== Material ==
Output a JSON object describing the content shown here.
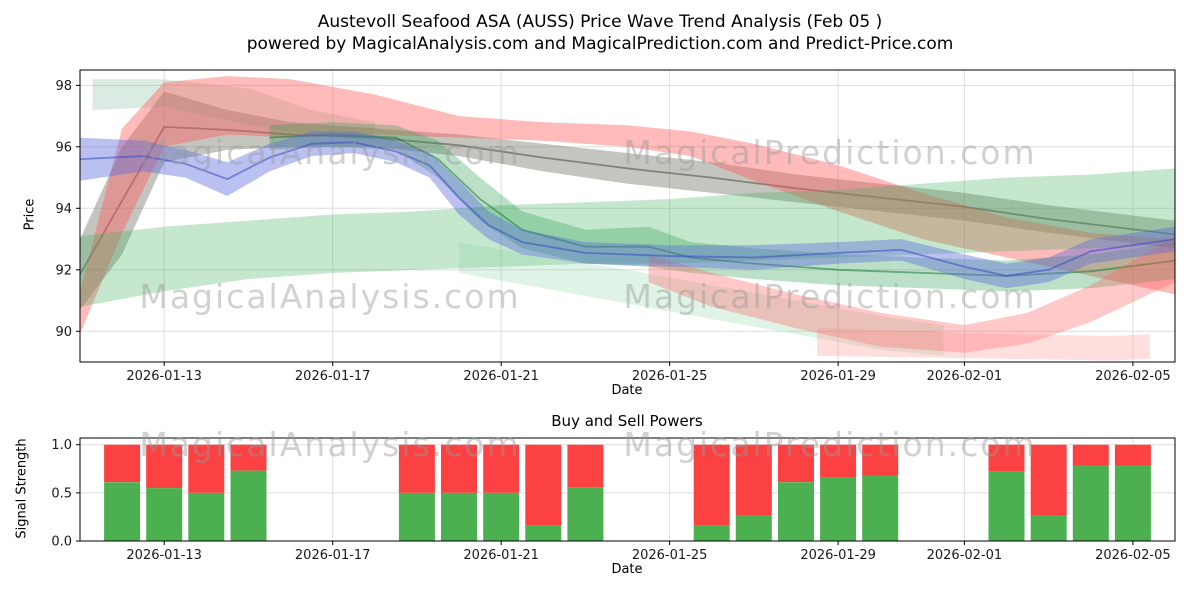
{
  "figure": {
    "title_line1": "Austevoll Seafood ASA (AUSS) Price Wave Trend Analysis (Feb 05 )",
    "title_line2": "powered by MagicalAnalysis.com and MagicalPrediction.com and Predict-Price.com",
    "watermark_left": "MagicalAnalysis.com",
    "watermark_right": "MagicalPrediction.com"
  },
  "price_chart": {
    "ylabel": "Price",
    "xlabel": "Date"
  },
  "power_chart": {
    "title": "Buy and Sell Powers",
    "ylabel": "Signal Strength",
    "xlabel": "Date"
  },
  "chart_data": [
    {
      "type": "area",
      "title": "Austevoll Seafood ASA (AUSS) Price Wave Trend Analysis (Feb 05 )",
      "xlabel": "Date",
      "ylabel": "Price",
      "x_start": "2026-01-11",
      "x_span_days": 26,
      "ylim": [
        89.0,
        98.5
      ],
      "yticks": [
        90,
        92,
        94,
        96,
        98
      ],
      "xticks": [
        "2026-01-13",
        "2026-01-17",
        "2026-01-21",
        "2026-01-25",
        "2026-01-29",
        "2026-02-01",
        "2026-02-05"
      ],
      "grid": true,
      "legend": "none",
      "bands": [
        {
          "name": "gray-trend",
          "color": "#6f6f60",
          "opacity": 0.4,
          "line": "#4a4a40",
          "points": [
            [
              0,
              90.7,
              93.0
            ],
            [
              1,
              92.5,
              96.0
            ],
            [
              2,
              95.5,
              97.8
            ],
            [
              3.5,
              95.9,
              97.2
            ],
            [
              5,
              96.0,
              96.8
            ],
            [
              7,
              96.0,
              96.6
            ],
            [
              9,
              95.7,
              96.4
            ],
            [
              11,
              95.2,
              96.1
            ],
            [
              13,
              94.8,
              95.8
            ],
            [
              15,
              94.5,
              95.5
            ],
            [
              17,
              94.2,
              95.1
            ],
            [
              19,
              93.9,
              94.8
            ],
            [
              21,
              93.6,
              94.5
            ],
            [
              23,
              93.2,
              94.1
            ],
            [
              26,
              92.7,
              93.6
            ]
          ]
        },
        {
          "name": "green-top",
          "color": "#55aa77",
          "opacity": 0.22,
          "points": [
            [
              0.3,
              97.2,
              98.2
            ],
            [
              2,
              97.3,
              98.2
            ],
            [
              4,
              96.7,
              97.9
            ],
            [
              5.5,
              96.4,
              97.2
            ],
            [
              7,
              96.2,
              96.8
            ]
          ]
        },
        {
          "name": "upper-red",
          "color": "#ff5b5b",
          "opacity": 0.42,
          "points": [
            [
              0,
              89.9,
              91.3
            ],
            [
              1,
              93.2,
              96.6
            ],
            [
              2,
              96.0,
              98.1
            ],
            [
              3.5,
              96.4,
              98.3
            ],
            [
              5,
              96.3,
              98.2
            ],
            [
              7,
              96.4,
              97.7
            ],
            [
              9,
              96.3,
              97.0
            ],
            [
              11,
              96.2,
              96.8
            ],
            [
              13,
              96.0,
              96.7
            ],
            [
              14.5,
              95.7,
              96.5
            ],
            [
              16,
              94.9,
              96.1
            ],
            [
              18,
              93.9,
              95.4
            ],
            [
              20,
              93.0,
              94.5
            ],
            [
              22,
              92.4,
              93.7
            ],
            [
              24,
              91.8,
              93.2
            ],
            [
              26,
              91.2,
              93.0
            ]
          ]
        },
        {
          "name": "green-fan",
          "color": "#3dae5c",
          "opacity": 0.3,
          "points": [
            [
              0,
              90.8,
              93.1
            ],
            [
              2,
              91.3,
              93.4
            ],
            [
              4,
              91.7,
              93.6
            ],
            [
              6,
              91.9,
              93.8
            ],
            [
              8,
              92.0,
              93.9
            ],
            [
              10,
              92.1,
              94.1
            ],
            [
              12,
              92.2,
              94.2
            ],
            [
              14,
              92.2,
              94.3
            ],
            [
              16,
              92.3,
              94.5
            ],
            [
              18,
              92.4,
              94.6
            ],
            [
              20,
              92.5,
              94.8
            ],
            [
              22,
              92.6,
              95.0
            ],
            [
              24,
              92.7,
              95.1
            ],
            [
              26,
              92.8,
              95.3
            ]
          ]
        },
        {
          "name": "green-desc",
          "color": "#2f9e50",
          "opacity": 0.32,
          "line": "#1d7a38",
          "points": [
            [
              4.5,
              95.9,
              96.7
            ],
            [
              6,
              96.0,
              96.8
            ],
            [
              7.5,
              95.9,
              96.7
            ],
            [
              8.5,
              95.0,
              96.2
            ],
            [
              9.5,
              93.6,
              95.0
            ],
            [
              10.5,
              92.7,
              93.9
            ],
            [
              12,
              92.2,
              93.3
            ],
            [
              13.5,
              92.1,
              93.4
            ],
            [
              14.5,
              91.9,
              92.9
            ],
            [
              16,
              91.7,
              92.7
            ],
            [
              18,
              91.5,
              92.5
            ],
            [
              20,
              91.4,
              92.4
            ],
            [
              22,
              91.3,
              92.3
            ],
            [
              24,
              91.4,
              92.5
            ],
            [
              26,
              91.7,
              92.9
            ]
          ]
        },
        {
          "name": "green-low",
          "color": "#7fd19b",
          "opacity": 0.25,
          "points": [
            [
              9,
              91.9,
              92.9
            ],
            [
              11,
              91.4,
              92.4
            ],
            [
              13,
              90.9,
              92.0
            ],
            [
              15,
              90.4,
              91.5
            ],
            [
              17,
              89.9,
              91.0
            ],
            [
              19,
              89.4,
              90.5
            ],
            [
              20.5,
              89.2,
              90.2
            ]
          ]
        },
        {
          "name": "lower-red-v",
          "color": "#ff5b5b",
          "opacity": 0.33,
          "points": [
            [
              13.5,
              91.6,
              92.5
            ],
            [
              15,
              90.8,
              91.9
            ],
            [
              17,
              90.1,
              91.2
            ],
            [
              19,
              89.5,
              90.6
            ],
            [
              21,
              89.3,
              90.2
            ],
            [
              22.5,
              89.6,
              90.6
            ],
            [
              24,
              90.3,
              91.5
            ],
            [
              26,
              91.6,
              93.1
            ]
          ]
        },
        {
          "name": "flat-pink",
          "color": "#ff8888",
          "opacity": 0.28,
          "points": [
            [
              17.5,
              89.2,
              90.1
            ],
            [
              20,
              89.15,
              90.0
            ],
            [
              22,
              89.1,
              89.9
            ],
            [
              24.5,
              89.05,
              89.85
            ],
            [
              25.4,
              89.1,
              89.9
            ]
          ]
        },
        {
          "name": "blue-wave",
          "color": "#5b6bdc",
          "opacity": 0.42,
          "line": "#3a49c0",
          "points": [
            [
              0,
              94.9,
              96.3
            ],
            [
              1.5,
              95.2,
              96.2
            ],
            [
              2.5,
              95.0,
              95.9
            ],
            [
              3.5,
              94.4,
              95.5
            ],
            [
              4.5,
              95.2,
              96.1
            ],
            [
              5.5,
              95.7,
              96.5
            ],
            [
              6.5,
              95.8,
              96.5
            ],
            [
              7.5,
              95.5,
              96.2
            ],
            [
              8.3,
              95.0,
              95.8
            ],
            [
              9,
              93.8,
              94.9
            ],
            [
              9.7,
              93.0,
              93.9
            ],
            [
              10.5,
              92.5,
              93.3
            ],
            [
              12,
              92.2,
              92.9
            ],
            [
              14,
              92.1,
              92.8
            ],
            [
              16,
              92.0,
              92.8
            ],
            [
              18,
              92.2,
              92.9
            ],
            [
              19.5,
              92.3,
              93.0
            ],
            [
              21,
              91.7,
              92.5
            ],
            [
              22,
              91.4,
              92.2
            ],
            [
              23,
              91.6,
              92.4
            ],
            [
              24,
              92.2,
              93.0
            ],
            [
              26,
              92.6,
              93.4
            ]
          ]
        }
      ]
    },
    {
      "type": "bar",
      "stacked": true,
      "title": "Buy and Sell Powers",
      "xlabel": "Date",
      "ylabel": "Signal Strength",
      "ylim": [
        0,
        1.07
      ],
      "yticks": [
        0,
        0.5,
        1
      ],
      "xticks": [
        "2026-01-13",
        "2026-01-17",
        "2026-01-21",
        "2026-01-25",
        "2026-01-29",
        "2026-02-01",
        "2026-02-05"
      ],
      "series": [
        {
          "name": "Buy",
          "color": "#4caf50"
        },
        {
          "name": "Sell",
          "color": "#fb4141"
        }
      ],
      "bars": [
        {
          "date": "2026-01-12",
          "buy": 0.61,
          "sell": 0.39
        },
        {
          "date": "2026-01-13",
          "buy": 0.55,
          "sell": 0.45
        },
        {
          "date": "2026-01-14",
          "buy": 0.5,
          "sell": 0.5
        },
        {
          "date": "2026-01-15",
          "buy": 0.73,
          "sell": 0.27
        },
        {
          "date": "2026-01-19",
          "buy": 0.5,
          "sell": 0.5
        },
        {
          "date": "2026-01-20",
          "buy": 0.5,
          "sell": 0.5
        },
        {
          "date": "2026-01-21",
          "buy": 0.5,
          "sell": 0.5
        },
        {
          "date": "2026-01-22",
          "buy": 0.16,
          "sell": 0.84
        },
        {
          "date": "2026-01-23",
          "buy": 0.56,
          "sell": 0.44
        },
        {
          "date": "2026-01-26",
          "buy": 0.16,
          "sell": 0.84
        },
        {
          "date": "2026-01-27",
          "buy": 0.27,
          "sell": 0.73
        },
        {
          "date": "2026-01-28",
          "buy": 0.61,
          "sell": 0.39
        },
        {
          "date": "2026-01-29",
          "buy": 0.66,
          "sell": 0.34
        },
        {
          "date": "2026-01-30",
          "buy": 0.68,
          "sell": 0.32
        },
        {
          "date": "2026-02-02",
          "buy": 0.72,
          "sell": 0.28
        },
        {
          "date": "2026-02-03",
          "buy": 0.27,
          "sell": 0.73
        },
        {
          "date": "2026-02-04",
          "buy": 0.78,
          "sell": 0.22
        },
        {
          "date": "2026-02-05",
          "buy": 0.78,
          "sell": 0.22
        }
      ]
    }
  ]
}
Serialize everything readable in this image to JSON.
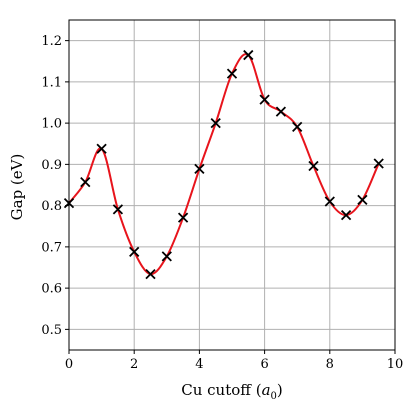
{
  "chart_data": {
    "type": "line",
    "xlabel_main": "Cu cutoff (",
    "xlabel_sym": "a",
    "xlabel_sub": "0",
    "xlabel_close": ")",
    "ylabel": "Gap (eV)",
    "xlim": [
      0,
      10
    ],
    "ylim": [
      0.45,
      1.25
    ],
    "xticks": [
      0,
      2,
      4,
      6,
      8,
      10
    ],
    "yticks": [
      0.5,
      0.6,
      0.7,
      0.8,
      0.9,
      1.0,
      1.1,
      1.2
    ],
    "xtick_labels": [
      "0",
      "2",
      "4",
      "6",
      "8",
      "10"
    ],
    "ytick_labels": [
      "0.5",
      "0.6",
      "0.7",
      "0.8",
      "0.9",
      "1.0",
      "1.1",
      "1.2"
    ],
    "grid": true,
    "series": [
      {
        "marker": "x",
        "line": "smooth",
        "marker_color": "#000000",
        "line_color": "#e8141c",
        "x": [
          0.0,
          0.5,
          1.0,
          1.5,
          2.0,
          2.5,
          3.0,
          3.5,
          4.0,
          4.5,
          5.0,
          5.5,
          6.0,
          6.5,
          7.0,
          7.5,
          8.0,
          8.5,
          9.0,
          9.5
        ],
        "y": [
          0.806,
          0.857,
          0.938,
          0.791,
          0.688,
          0.634,
          0.677,
          0.771,
          0.889,
          1.0,
          1.12,
          1.165,
          1.057,
          1.028,
          0.991,
          0.896,
          0.81,
          0.777,
          0.814,
          0.902
        ]
      }
    ]
  }
}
===
## Goal
Omit all pictures and write out, exactly, only the lines from the line containing "Serialize everything readable" through the last line of the entries above.

## Exercise response
Serialize everything readable in this image to JSON.
{
  "chart_data": {
    "type": "line",
    "xlabel_main": "Cu cutoff (",
    "xlabel_sym": "a",
    "xlabel_sub": "0",
    "xlabel_close": ")",
    "ylabel": "Gap (eV)",
    "xlim": [
      0,
      10
    ],
    "ylim": [
      0.45,
      1.25
    ],
    "xticks": [
      0,
      2,
      4,
      6,
      8,
      10
    ],
    "yticks": [
      0.5,
      0.6,
      0.7,
      0.8,
      0.9,
      1.0,
      1.1,
      1.2
    ],
    "xtick_labels": [
      "0",
      "2",
      "4",
      "6",
      "8",
      "10"
    ],
    "ytick_labels": [
      "0.5",
      "0.6",
      "0.7",
      "0.8",
      "0.9",
      "1.0",
      "1.1",
      "1.2"
    ],
    "grid": true,
    "series": [
      {
        "marker": "x",
        "line": "smooth",
        "marker_color": "#000000",
        "line_color": "#e8141c",
        "x": [
          0.0,
          0.5,
          1.0,
          1.5,
          2.0,
          2.5,
          3.0,
          3.5,
          4.0,
          4.5,
          5.0,
          5.5,
          6.0,
          6.5,
          7.0,
          7.5,
          8.0,
          8.5,
          9.0,
          9.5
        ],
        "y": [
          0.806,
          0.857,
          0.938,
          0.791,
          0.688,
          0.634,
          0.677,
          0.771,
          0.889,
          1.0,
          1.12,
          1.165,
          1.057,
          1.028,
          0.991,
          0.896,
          0.81,
          0.777,
          0.814,
          0.902
        ]
      }
    ]
  }
}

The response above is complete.